=== Problem description ===
Report every line in the listing below where the string "name" shows up.

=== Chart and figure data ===
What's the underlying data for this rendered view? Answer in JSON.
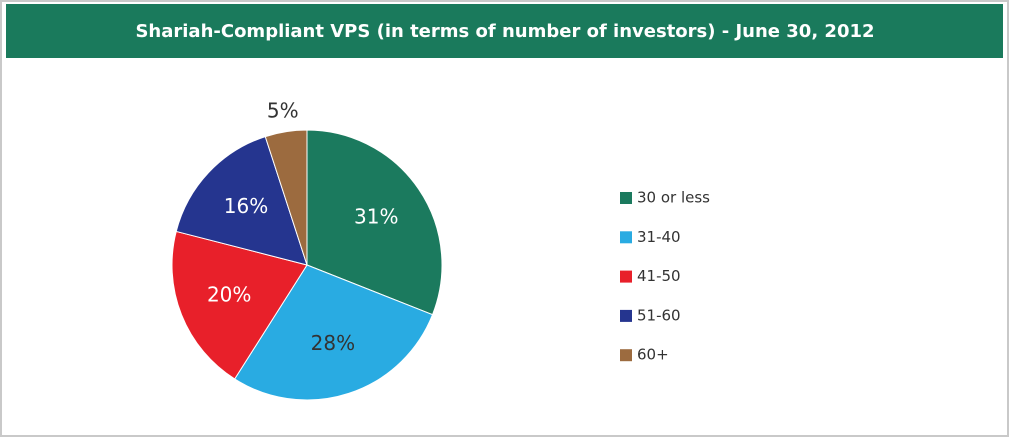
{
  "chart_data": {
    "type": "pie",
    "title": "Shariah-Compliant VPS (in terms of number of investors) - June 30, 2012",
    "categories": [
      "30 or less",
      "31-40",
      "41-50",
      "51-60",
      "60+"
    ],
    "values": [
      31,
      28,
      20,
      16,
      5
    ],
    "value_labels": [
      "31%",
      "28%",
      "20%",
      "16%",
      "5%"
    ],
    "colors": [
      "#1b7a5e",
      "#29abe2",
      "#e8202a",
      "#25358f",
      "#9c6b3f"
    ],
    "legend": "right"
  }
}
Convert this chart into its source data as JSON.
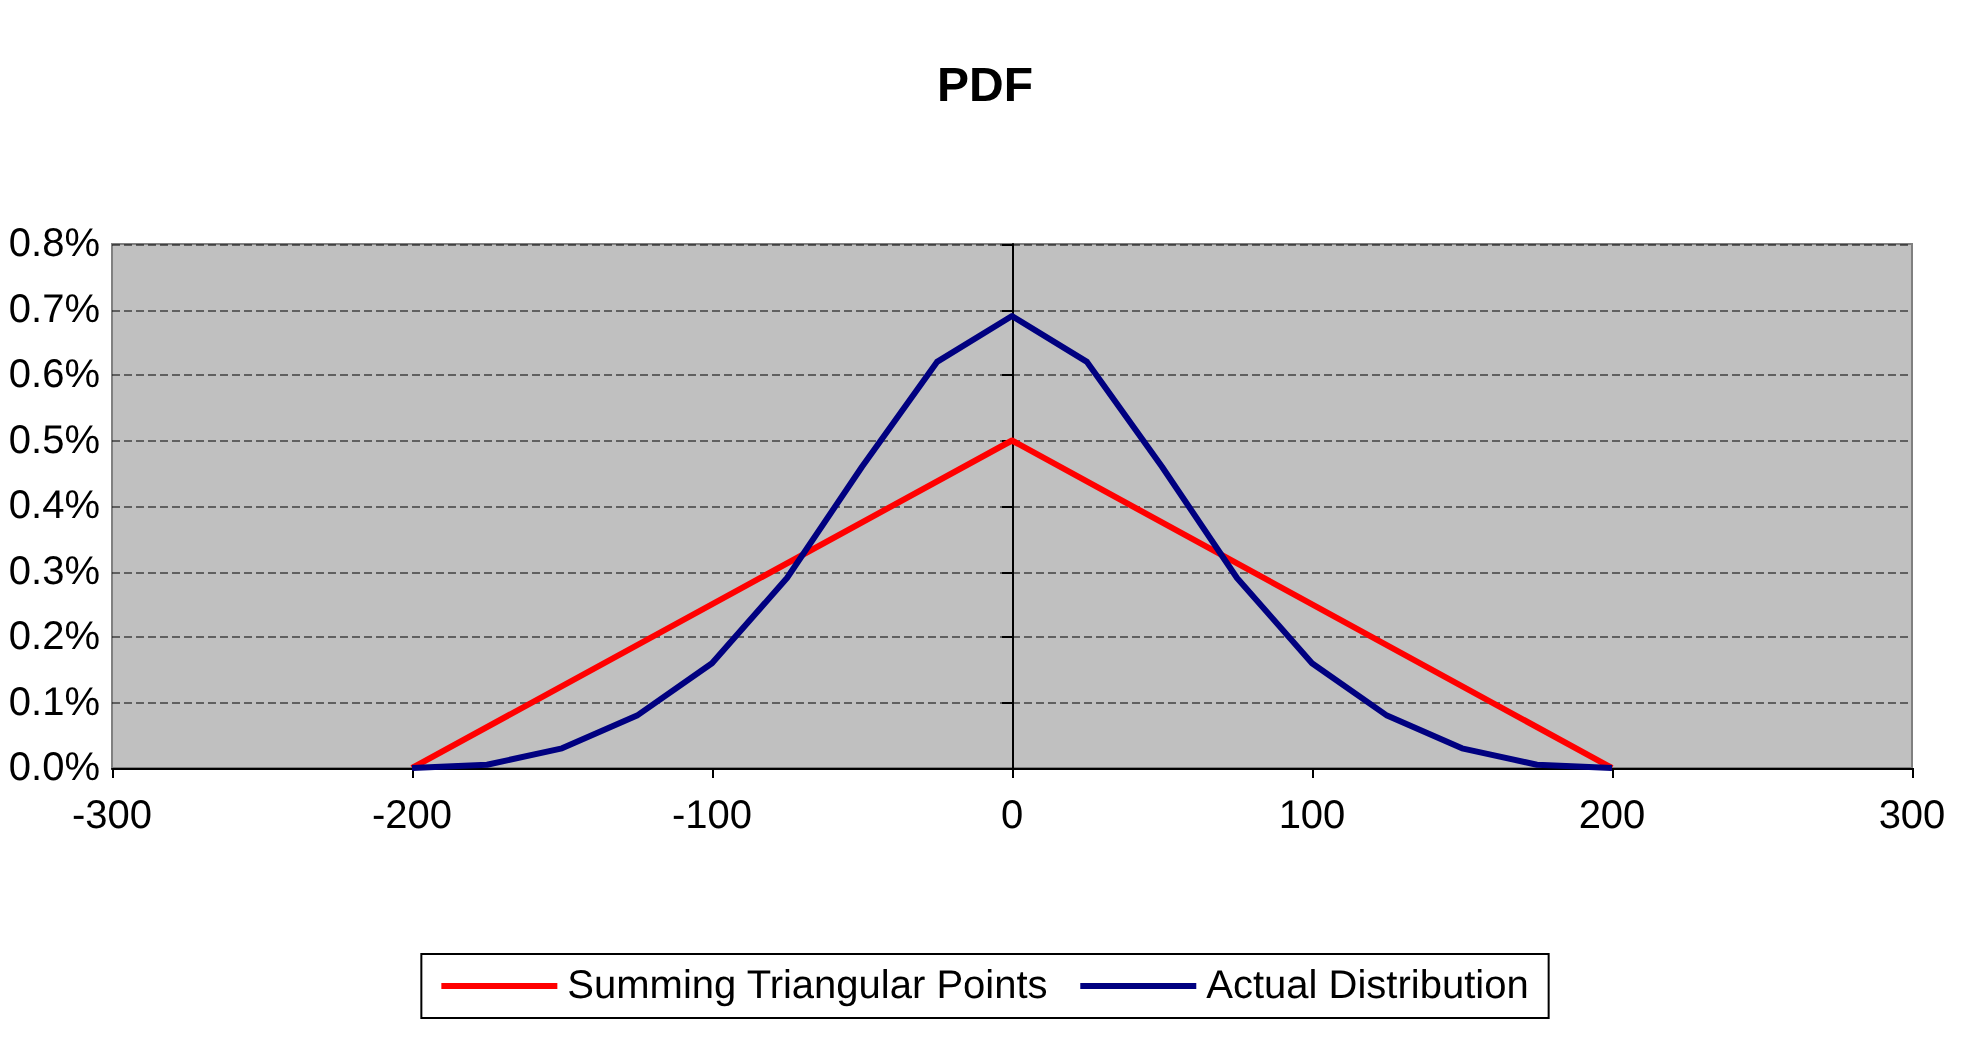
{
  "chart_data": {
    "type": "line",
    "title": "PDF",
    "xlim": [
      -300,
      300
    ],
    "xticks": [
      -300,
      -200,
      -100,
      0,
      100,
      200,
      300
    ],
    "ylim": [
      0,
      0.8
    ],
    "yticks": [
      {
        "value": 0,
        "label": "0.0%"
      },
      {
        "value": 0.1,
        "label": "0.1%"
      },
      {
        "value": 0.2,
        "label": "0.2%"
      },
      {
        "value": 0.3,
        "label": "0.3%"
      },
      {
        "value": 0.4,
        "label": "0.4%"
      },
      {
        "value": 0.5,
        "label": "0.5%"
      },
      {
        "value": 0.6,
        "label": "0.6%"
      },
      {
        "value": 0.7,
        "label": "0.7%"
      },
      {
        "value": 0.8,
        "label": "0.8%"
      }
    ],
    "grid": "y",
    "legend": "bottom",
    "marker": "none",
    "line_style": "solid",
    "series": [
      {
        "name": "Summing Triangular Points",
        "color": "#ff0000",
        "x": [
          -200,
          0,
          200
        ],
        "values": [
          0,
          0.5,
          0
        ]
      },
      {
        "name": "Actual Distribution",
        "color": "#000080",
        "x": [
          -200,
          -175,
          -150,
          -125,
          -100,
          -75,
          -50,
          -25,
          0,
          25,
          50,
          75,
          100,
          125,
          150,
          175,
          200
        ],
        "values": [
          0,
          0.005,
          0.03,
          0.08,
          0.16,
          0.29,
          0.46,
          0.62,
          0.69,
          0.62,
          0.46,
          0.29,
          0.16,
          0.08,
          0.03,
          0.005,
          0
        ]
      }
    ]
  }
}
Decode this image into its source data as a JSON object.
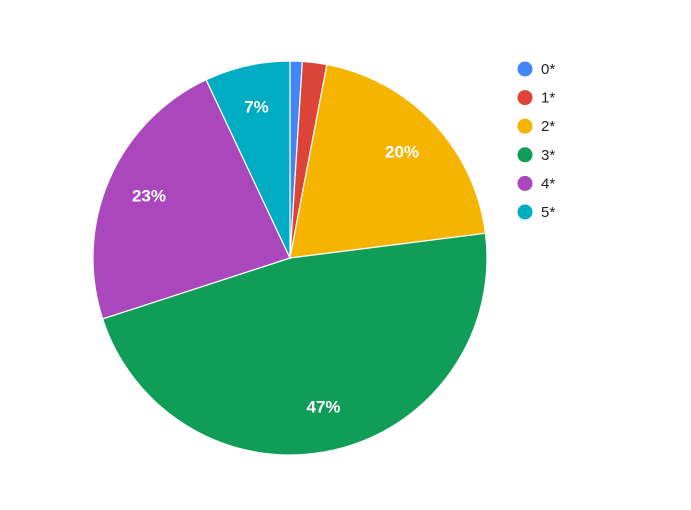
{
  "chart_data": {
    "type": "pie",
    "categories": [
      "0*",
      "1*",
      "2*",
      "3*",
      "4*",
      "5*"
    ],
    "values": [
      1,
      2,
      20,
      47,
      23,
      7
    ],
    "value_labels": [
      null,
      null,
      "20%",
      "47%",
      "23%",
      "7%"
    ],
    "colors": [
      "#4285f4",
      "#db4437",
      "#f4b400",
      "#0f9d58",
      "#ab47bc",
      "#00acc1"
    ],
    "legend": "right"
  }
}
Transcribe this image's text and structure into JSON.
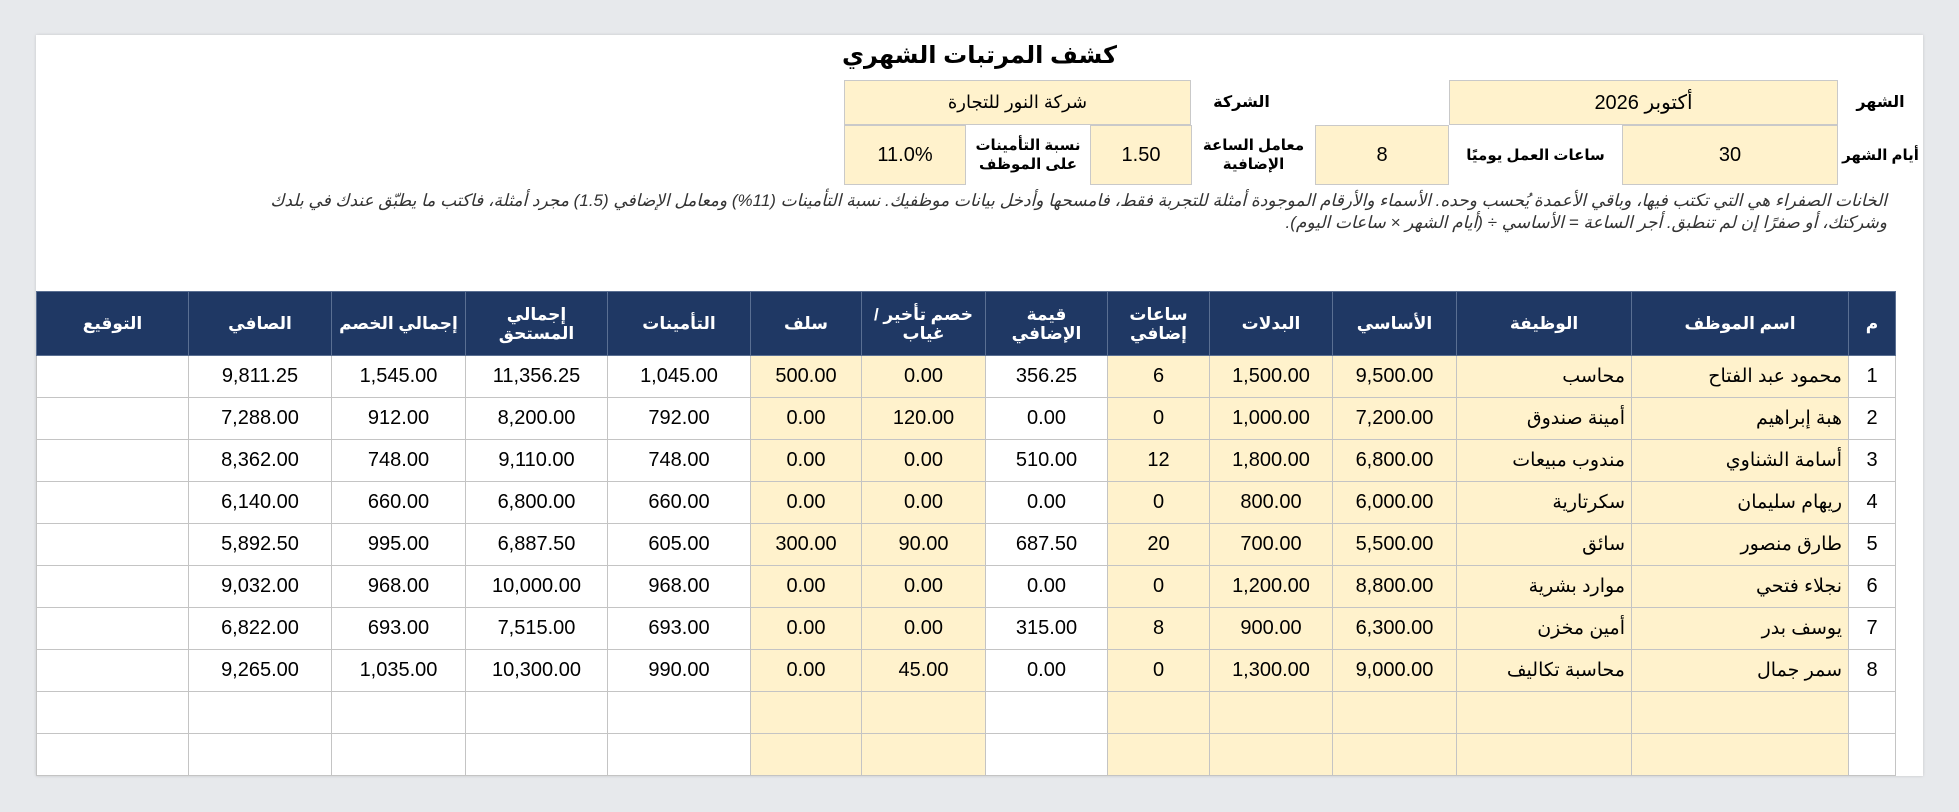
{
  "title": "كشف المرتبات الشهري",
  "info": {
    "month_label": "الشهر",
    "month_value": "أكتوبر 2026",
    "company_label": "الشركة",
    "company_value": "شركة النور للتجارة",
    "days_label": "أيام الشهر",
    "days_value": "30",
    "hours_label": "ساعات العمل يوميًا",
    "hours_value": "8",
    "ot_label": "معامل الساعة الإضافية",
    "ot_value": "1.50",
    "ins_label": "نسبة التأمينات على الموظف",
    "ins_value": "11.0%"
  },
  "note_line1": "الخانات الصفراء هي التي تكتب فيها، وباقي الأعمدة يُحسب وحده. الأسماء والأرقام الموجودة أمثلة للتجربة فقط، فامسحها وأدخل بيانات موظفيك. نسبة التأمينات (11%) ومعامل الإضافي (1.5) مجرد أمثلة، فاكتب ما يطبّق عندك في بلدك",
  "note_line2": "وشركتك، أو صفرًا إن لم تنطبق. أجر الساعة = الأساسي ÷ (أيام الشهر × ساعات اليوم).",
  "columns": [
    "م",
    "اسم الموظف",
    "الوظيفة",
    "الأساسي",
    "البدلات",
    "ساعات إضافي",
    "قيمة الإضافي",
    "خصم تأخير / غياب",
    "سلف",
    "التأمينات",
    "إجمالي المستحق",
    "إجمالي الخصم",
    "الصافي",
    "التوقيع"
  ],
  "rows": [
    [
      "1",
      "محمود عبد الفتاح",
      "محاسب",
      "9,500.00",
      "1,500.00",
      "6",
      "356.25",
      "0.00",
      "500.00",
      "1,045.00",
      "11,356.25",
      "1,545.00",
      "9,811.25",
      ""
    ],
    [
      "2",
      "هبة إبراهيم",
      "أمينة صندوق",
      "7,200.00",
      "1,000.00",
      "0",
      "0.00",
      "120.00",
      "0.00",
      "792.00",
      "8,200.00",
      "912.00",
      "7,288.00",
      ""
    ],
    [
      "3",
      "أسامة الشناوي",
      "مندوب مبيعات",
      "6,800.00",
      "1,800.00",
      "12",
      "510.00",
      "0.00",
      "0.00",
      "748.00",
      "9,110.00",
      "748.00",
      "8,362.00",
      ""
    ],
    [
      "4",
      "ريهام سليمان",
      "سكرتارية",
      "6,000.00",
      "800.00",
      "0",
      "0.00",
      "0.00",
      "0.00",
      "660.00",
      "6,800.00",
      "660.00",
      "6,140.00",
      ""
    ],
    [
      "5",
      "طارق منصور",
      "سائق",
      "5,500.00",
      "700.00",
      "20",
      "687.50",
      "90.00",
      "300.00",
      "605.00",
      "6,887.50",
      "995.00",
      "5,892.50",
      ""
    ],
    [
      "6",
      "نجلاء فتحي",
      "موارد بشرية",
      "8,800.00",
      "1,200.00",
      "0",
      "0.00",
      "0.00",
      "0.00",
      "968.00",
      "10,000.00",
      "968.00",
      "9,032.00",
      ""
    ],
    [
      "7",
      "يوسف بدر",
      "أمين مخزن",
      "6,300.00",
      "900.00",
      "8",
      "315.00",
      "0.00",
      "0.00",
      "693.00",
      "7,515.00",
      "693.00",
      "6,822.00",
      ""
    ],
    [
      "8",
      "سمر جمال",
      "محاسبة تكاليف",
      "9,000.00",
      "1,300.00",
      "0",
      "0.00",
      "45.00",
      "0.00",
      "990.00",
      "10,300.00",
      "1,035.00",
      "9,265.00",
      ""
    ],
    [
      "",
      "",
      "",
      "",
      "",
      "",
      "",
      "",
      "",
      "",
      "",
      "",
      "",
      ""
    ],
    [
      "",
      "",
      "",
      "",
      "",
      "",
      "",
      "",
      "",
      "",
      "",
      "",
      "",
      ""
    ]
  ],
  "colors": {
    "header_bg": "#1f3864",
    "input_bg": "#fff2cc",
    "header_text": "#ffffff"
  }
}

=== Task answer ===
        "name": "Summing Triangular Points",
        "name": "Actual Distribution",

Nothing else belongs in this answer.